(begin)
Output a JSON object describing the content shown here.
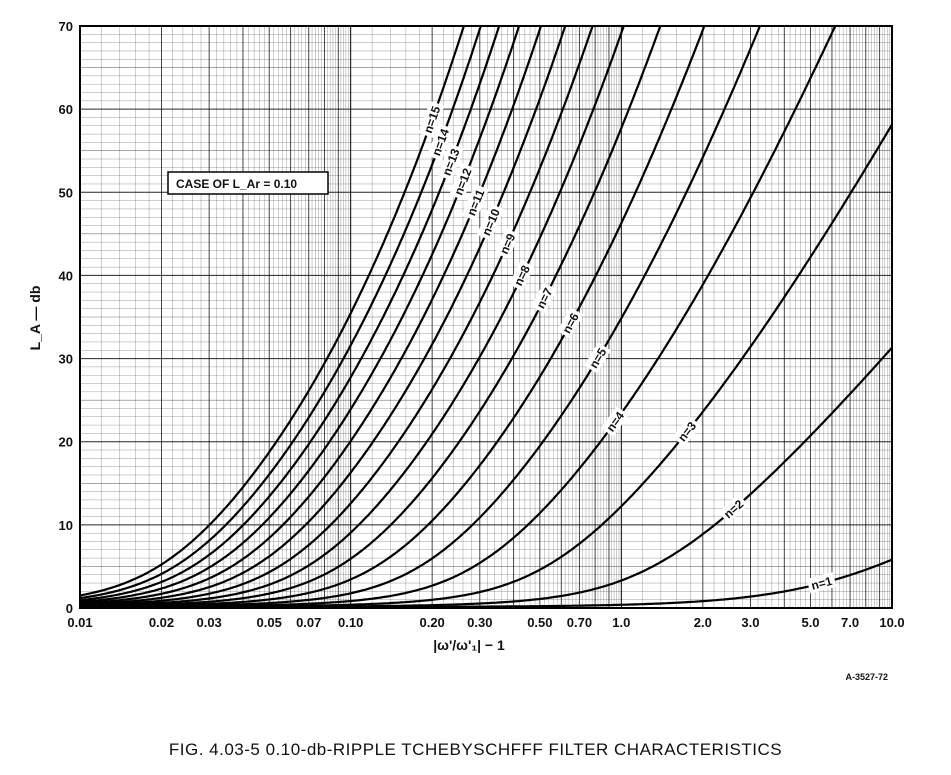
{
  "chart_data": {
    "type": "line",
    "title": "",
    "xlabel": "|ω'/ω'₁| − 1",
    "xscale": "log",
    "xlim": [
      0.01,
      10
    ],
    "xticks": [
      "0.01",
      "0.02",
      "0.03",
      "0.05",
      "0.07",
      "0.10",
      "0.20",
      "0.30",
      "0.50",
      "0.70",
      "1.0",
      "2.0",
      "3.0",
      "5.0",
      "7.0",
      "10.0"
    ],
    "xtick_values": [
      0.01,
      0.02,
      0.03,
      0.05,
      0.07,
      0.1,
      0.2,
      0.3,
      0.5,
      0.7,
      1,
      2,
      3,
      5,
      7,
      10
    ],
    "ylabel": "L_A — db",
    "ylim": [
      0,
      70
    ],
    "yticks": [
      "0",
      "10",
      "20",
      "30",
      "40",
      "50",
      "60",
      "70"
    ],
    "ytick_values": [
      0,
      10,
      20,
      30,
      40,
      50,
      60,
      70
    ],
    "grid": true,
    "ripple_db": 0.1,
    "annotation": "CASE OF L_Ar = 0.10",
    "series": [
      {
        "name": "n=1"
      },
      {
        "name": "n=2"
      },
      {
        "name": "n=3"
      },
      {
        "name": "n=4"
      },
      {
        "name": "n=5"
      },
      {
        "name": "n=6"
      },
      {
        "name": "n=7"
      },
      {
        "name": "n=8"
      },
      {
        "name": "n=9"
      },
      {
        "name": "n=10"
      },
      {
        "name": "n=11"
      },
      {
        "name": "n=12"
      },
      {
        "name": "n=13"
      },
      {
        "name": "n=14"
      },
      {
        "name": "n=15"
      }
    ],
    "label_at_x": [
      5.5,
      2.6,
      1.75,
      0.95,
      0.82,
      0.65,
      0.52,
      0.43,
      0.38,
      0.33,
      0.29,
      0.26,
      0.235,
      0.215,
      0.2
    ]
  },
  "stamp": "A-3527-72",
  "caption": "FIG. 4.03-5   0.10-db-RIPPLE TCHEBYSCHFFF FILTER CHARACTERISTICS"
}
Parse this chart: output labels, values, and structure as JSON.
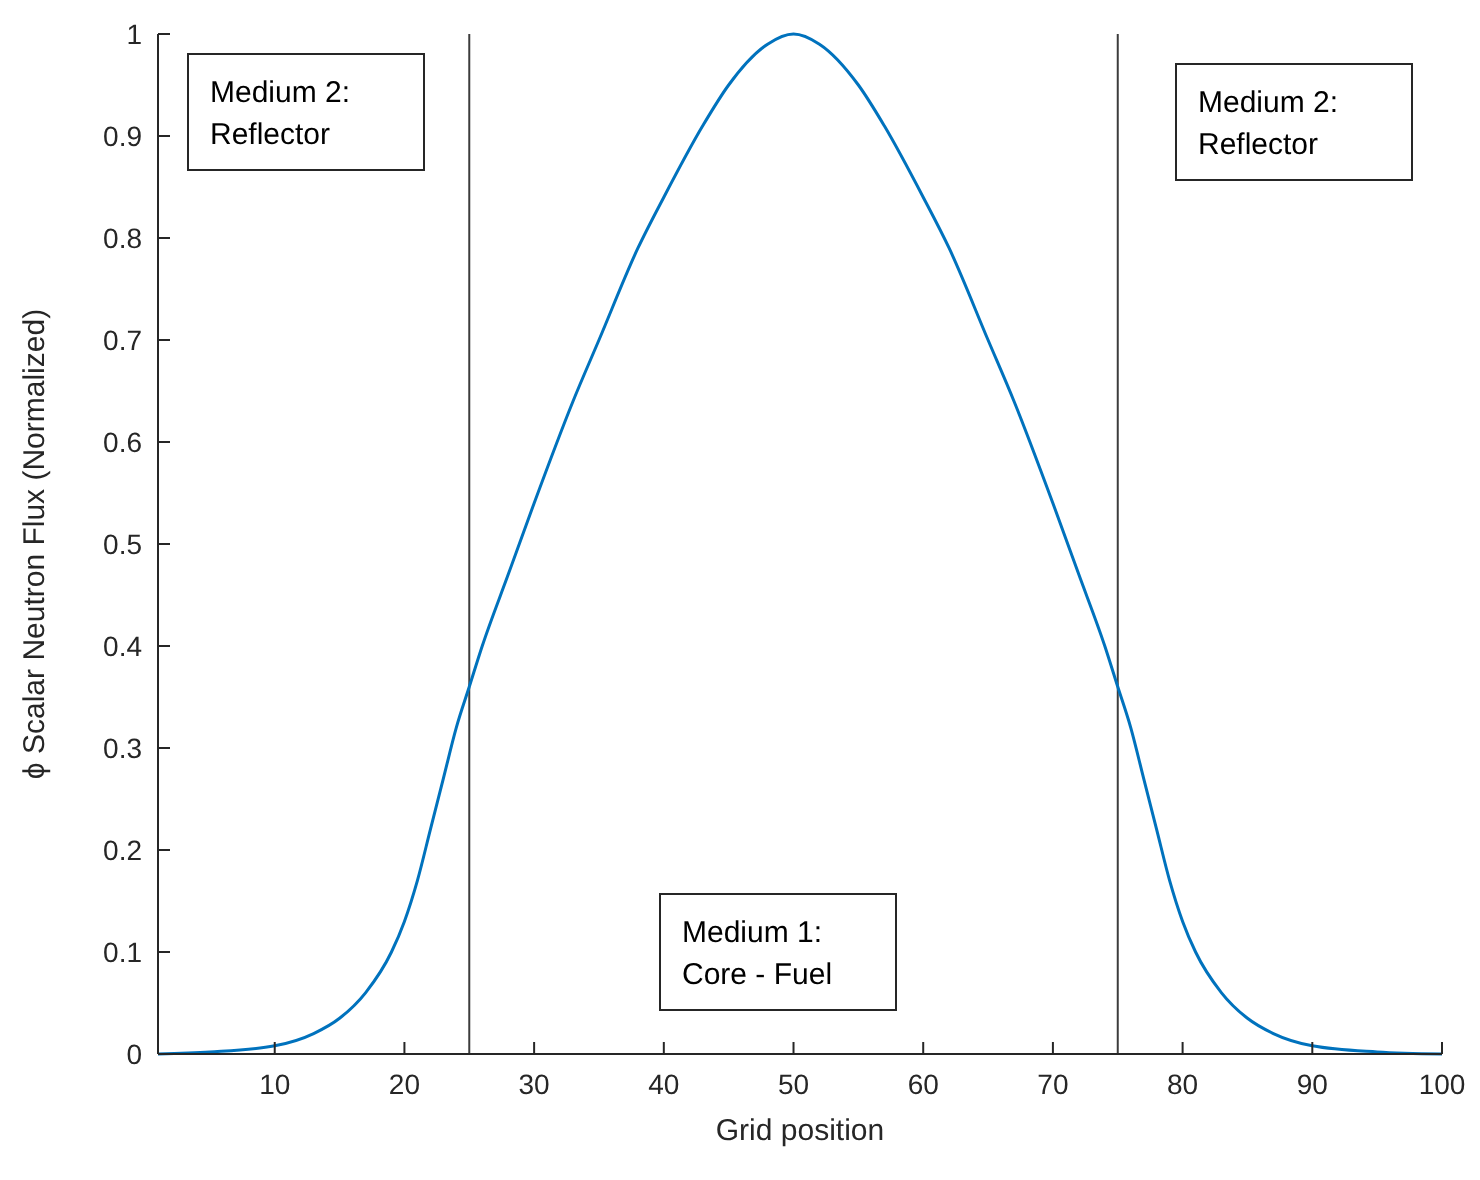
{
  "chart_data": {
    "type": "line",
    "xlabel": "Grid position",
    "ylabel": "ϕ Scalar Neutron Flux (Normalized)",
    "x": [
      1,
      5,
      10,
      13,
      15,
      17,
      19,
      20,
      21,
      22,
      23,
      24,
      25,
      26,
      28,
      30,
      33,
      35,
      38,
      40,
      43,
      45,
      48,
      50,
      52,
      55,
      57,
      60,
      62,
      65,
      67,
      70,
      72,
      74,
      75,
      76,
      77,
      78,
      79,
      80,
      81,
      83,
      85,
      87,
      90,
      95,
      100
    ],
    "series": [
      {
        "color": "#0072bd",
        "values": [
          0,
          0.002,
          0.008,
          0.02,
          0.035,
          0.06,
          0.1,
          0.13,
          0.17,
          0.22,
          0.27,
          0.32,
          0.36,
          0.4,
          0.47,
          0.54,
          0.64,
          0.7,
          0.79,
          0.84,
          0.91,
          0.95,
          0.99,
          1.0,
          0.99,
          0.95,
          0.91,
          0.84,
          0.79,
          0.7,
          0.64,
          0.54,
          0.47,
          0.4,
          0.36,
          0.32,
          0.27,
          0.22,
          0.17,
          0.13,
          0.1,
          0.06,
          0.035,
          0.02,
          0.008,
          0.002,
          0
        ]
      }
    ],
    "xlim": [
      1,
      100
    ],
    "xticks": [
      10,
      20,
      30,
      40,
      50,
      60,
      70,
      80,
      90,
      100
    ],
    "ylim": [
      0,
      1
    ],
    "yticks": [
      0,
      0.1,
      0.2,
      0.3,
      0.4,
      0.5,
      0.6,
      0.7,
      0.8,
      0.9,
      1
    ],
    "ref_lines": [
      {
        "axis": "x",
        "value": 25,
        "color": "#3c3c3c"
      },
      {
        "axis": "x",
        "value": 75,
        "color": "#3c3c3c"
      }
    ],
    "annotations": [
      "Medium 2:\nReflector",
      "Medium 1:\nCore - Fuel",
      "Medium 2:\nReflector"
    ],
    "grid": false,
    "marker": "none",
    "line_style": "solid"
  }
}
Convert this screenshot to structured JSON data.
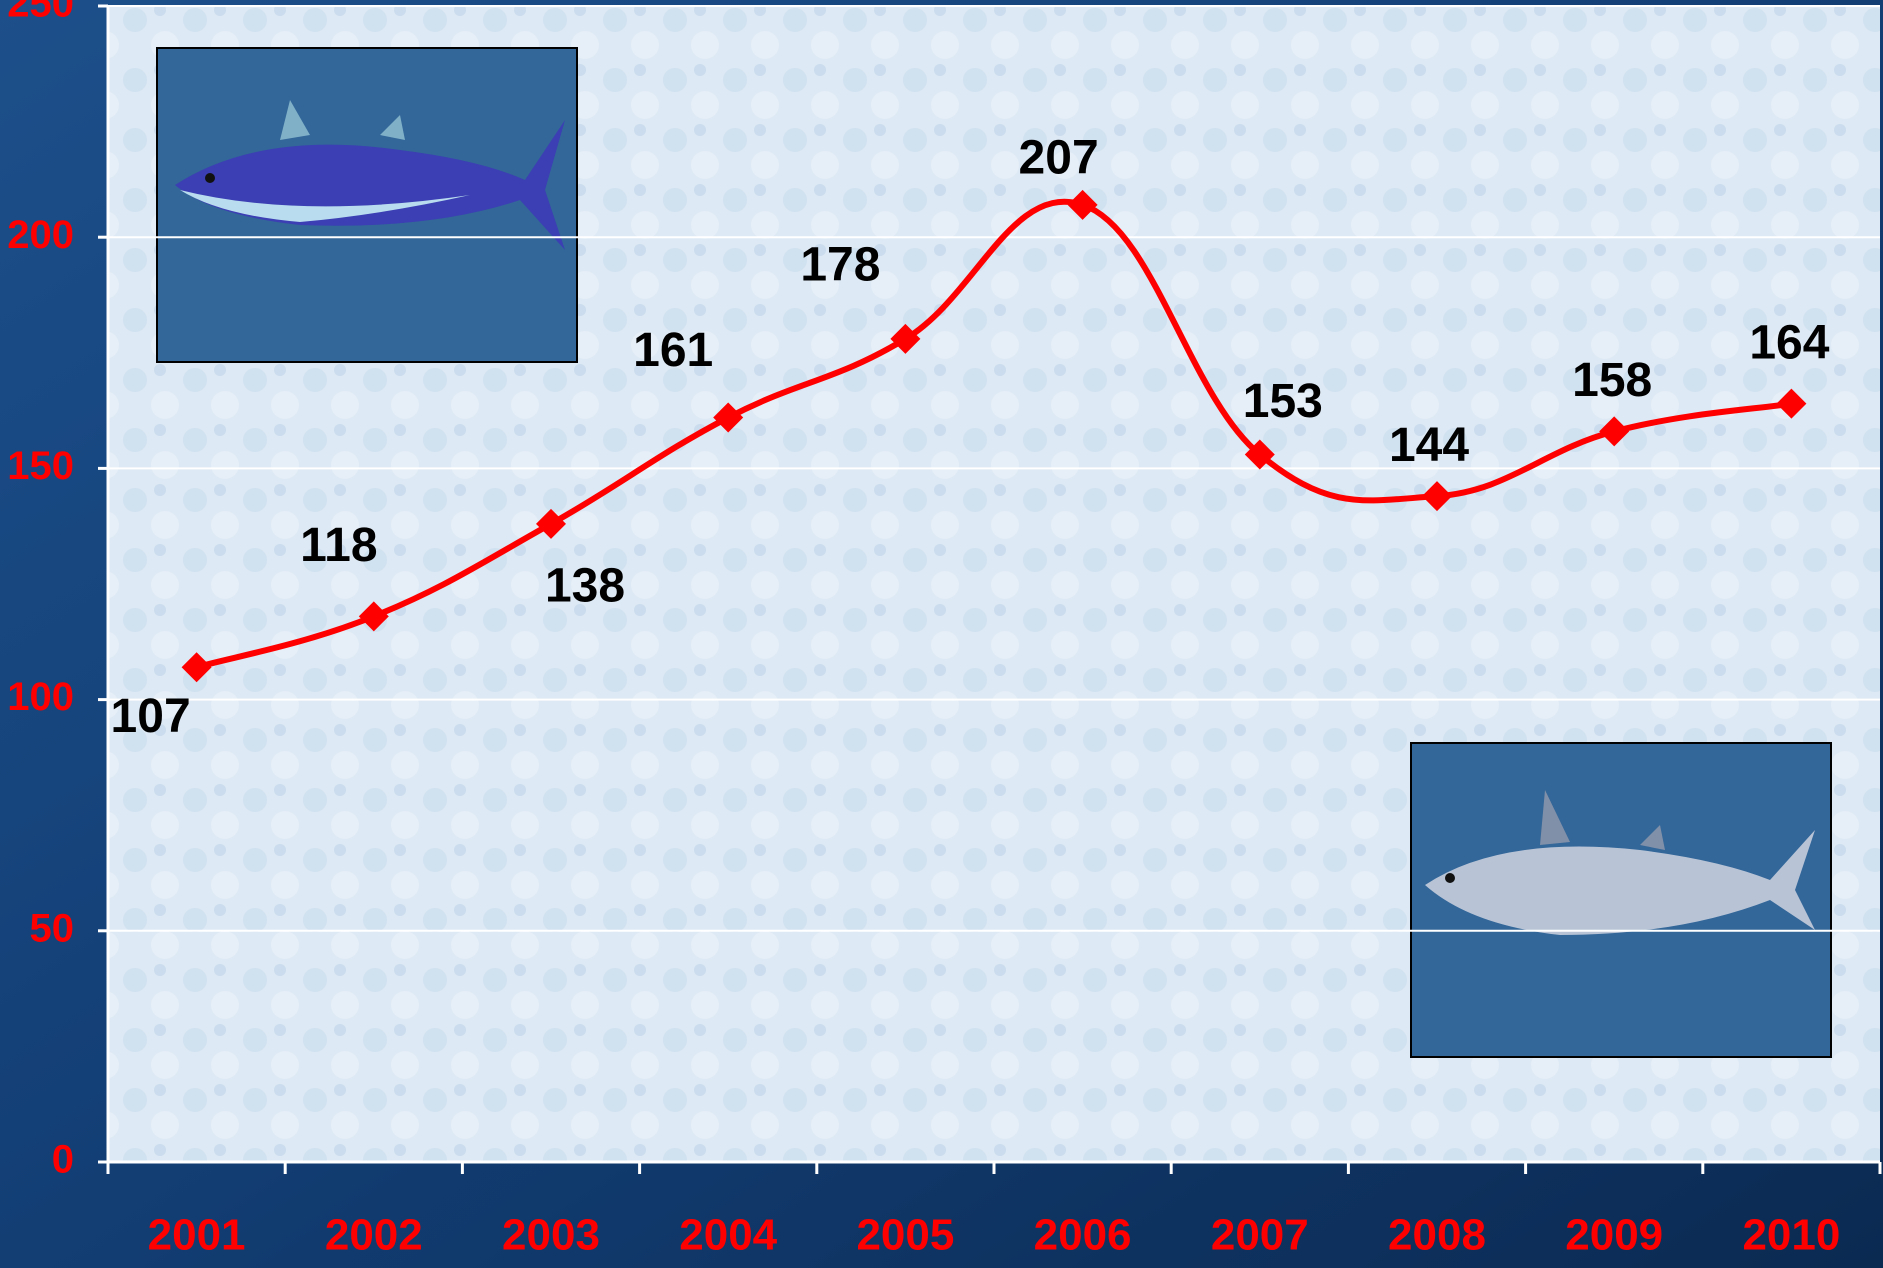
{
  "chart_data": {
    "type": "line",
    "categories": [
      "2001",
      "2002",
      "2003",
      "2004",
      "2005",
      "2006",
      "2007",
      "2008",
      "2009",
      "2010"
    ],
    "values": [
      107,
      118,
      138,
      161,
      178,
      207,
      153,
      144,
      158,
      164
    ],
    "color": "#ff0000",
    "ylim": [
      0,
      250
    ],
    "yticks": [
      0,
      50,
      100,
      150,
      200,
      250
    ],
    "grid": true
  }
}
(end)
All records above are to be printed exactly, minus the pictures they contain.

Output a JSON object describing the content shown here.
{
  "chart_data": {
    "type": "line",
    "title": "",
    "xlabel": "|ω'/ω'₁| − 1",
    "xscale": "log",
    "xlim": [
      0.01,
      10
    ],
    "xticks": [
      "0.01",
      "0.02",
      "0.03",
      "0.05",
      "0.07",
      "0.10",
      "0.20",
      "0.30",
      "0.50",
      "0.70",
      "1.0",
      "2.0",
      "3.0",
      "5.0",
      "7.0",
      "10.0"
    ],
    "xtick_values": [
      0.01,
      0.02,
      0.03,
      0.05,
      0.07,
      0.1,
      0.2,
      0.3,
      0.5,
      0.7,
      1,
      2,
      3,
      5,
      7,
      10
    ],
    "ylabel": "L_A — db",
    "ylim": [
      0,
      70
    ],
    "yticks": [
      "0",
      "10",
      "20",
      "30",
      "40",
      "50",
      "60",
      "70"
    ],
    "ytick_values": [
      0,
      10,
      20,
      30,
      40,
      50,
      60,
      70
    ],
    "grid": true,
    "ripple_db": 0.1,
    "annotation": "CASE OF L_Ar = 0.10",
    "series": [
      {
        "name": "n=1"
      },
      {
        "name": "n=2"
      },
      {
        "name": "n=3"
      },
      {
        "name": "n=4"
      },
      {
        "name": "n=5"
      },
      {
        "name": "n=6"
      },
      {
        "name": "n=7"
      },
      {
        "name": "n=8"
      },
      {
        "name": "n=9"
      },
      {
        "name": "n=10"
      },
      {
        "name": "n=11"
      },
      {
        "name": "n=12"
      },
      {
        "name": "n=13"
      },
      {
        "name": "n=14"
      },
      {
        "name": "n=15"
      }
    ],
    "label_at_x": [
      5.5,
      2.6,
      1.75,
      0.95,
      0.82,
      0.65,
      0.52,
      0.43,
      0.38,
      0.33,
      0.29,
      0.26,
      0.235,
      0.215,
      0.2
    ]
  },
  "stamp": "A-3527-72",
  "caption": "FIG. 4.03-5   0.10-db-RIPPLE TCHEBYSCHFFF FILTER CHARACTERISTICS"
}
Parse this chart: output labels, values, and structure as JSON.
{
  "chart_data": {
    "type": "line",
    "xlabel": "Grid position",
    "ylabel": "ϕ Scalar Neutron Flux (Normalized)",
    "x": [
      1,
      5,
      10,
      13,
      15,
      17,
      19,
      20,
      21,
      22,
      23,
      24,
      25,
      26,
      28,
      30,
      33,
      35,
      38,
      40,
      43,
      45,
      48,
      50,
      52,
      55,
      57,
      60,
      62,
      65,
      67,
      70,
      72,
      74,
      75,
      76,
      77,
      78,
      79,
      80,
      81,
      83,
      85,
      87,
      90,
      95,
      100
    ],
    "series": [
      {
        "color": "#0072bd",
        "values": [
          0,
          0.002,
          0.008,
          0.02,
          0.035,
          0.06,
          0.1,
          0.13,
          0.17,
          0.22,
          0.27,
          0.32,
          0.36,
          0.4,
          0.47,
          0.54,
          0.64,
          0.7,
          0.79,
          0.84,
          0.91,
          0.95,
          0.99,
          1.0,
          0.99,
          0.95,
          0.91,
          0.84,
          0.79,
          0.7,
          0.64,
          0.54,
          0.47,
          0.4,
          0.36,
          0.32,
          0.27,
          0.22,
          0.17,
          0.13,
          0.1,
          0.06,
          0.035,
          0.02,
          0.008,
          0.002,
          0
        ]
      }
    ],
    "xlim": [
      1,
      100
    ],
    "xticks": [
      10,
      20,
      30,
      40,
      50,
      60,
      70,
      80,
      90,
      100
    ],
    "ylim": [
      0,
      1
    ],
    "yticks": [
      0,
      0.1,
      0.2,
      0.3,
      0.4,
      0.5,
      0.6,
      0.7,
      0.8,
      0.9,
      1
    ],
    "ref_lines": [
      {
        "axis": "x",
        "value": 25,
        "color": "#3c3c3c"
      },
      {
        "axis": "x",
        "value": 75,
        "color": "#3c3c3c"
      }
    ],
    "annotations": [
      "Medium 2:\nReflector",
      "Medium 1:\nCore - Fuel",
      "Medium 2:\nReflector"
    ],
    "grid": false,
    "marker": "none",
    "line_style": "solid"
  }
}
Convert this screenshot to structured JSON data.
{
  "chart_data": {
    "type": "line",
    "categories": [
      "2001",
      "2002",
      "2003",
      "2004",
      "2005",
      "2006",
      "2007",
      "2008",
      "2009",
      "2010"
    ],
    "values": [
      107,
      118,
      138,
      161,
      178,
      207,
      153,
      144,
      158,
      164
    ],
    "color": "#ff0000",
    "ylim": [
      0,
      250
    ],
    "yticks": [
      0,
      50,
      100,
      150,
      200,
      250
    ],
    "grid": true
  }
}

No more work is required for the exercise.